■ To be done: Among the lines below, count those with "давления". Give the total alone.

──────── Provided entries

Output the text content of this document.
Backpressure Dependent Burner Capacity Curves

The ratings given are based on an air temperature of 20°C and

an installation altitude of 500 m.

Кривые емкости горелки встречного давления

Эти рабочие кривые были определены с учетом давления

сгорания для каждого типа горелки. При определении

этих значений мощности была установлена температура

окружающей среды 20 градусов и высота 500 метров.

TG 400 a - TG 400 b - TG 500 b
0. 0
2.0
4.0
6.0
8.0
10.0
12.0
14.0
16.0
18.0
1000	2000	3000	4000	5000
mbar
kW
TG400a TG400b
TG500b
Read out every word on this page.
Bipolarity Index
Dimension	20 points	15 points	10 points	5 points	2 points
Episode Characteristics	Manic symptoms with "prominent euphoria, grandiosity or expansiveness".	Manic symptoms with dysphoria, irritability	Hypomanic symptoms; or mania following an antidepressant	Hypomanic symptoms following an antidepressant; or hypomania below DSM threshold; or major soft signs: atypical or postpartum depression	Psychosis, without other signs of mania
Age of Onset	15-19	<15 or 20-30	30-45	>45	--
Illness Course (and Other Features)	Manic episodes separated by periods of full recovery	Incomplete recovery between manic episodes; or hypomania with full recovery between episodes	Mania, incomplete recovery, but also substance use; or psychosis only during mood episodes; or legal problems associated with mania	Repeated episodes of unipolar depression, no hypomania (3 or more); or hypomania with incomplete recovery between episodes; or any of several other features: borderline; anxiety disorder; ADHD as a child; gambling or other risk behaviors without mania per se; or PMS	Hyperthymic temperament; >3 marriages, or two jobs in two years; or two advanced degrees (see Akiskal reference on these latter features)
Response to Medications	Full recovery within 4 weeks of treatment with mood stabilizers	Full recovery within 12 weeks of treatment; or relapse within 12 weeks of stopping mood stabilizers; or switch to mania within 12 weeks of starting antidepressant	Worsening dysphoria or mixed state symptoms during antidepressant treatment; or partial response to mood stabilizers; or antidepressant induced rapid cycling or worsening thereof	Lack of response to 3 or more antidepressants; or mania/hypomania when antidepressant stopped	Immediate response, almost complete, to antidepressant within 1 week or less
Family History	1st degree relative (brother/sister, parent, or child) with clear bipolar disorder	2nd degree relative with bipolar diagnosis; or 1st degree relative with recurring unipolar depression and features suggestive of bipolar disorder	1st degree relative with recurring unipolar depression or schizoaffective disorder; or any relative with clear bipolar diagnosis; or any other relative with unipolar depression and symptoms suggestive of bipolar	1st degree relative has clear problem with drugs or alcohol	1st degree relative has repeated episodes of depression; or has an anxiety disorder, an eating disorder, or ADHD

────────────────

■ Task result: 2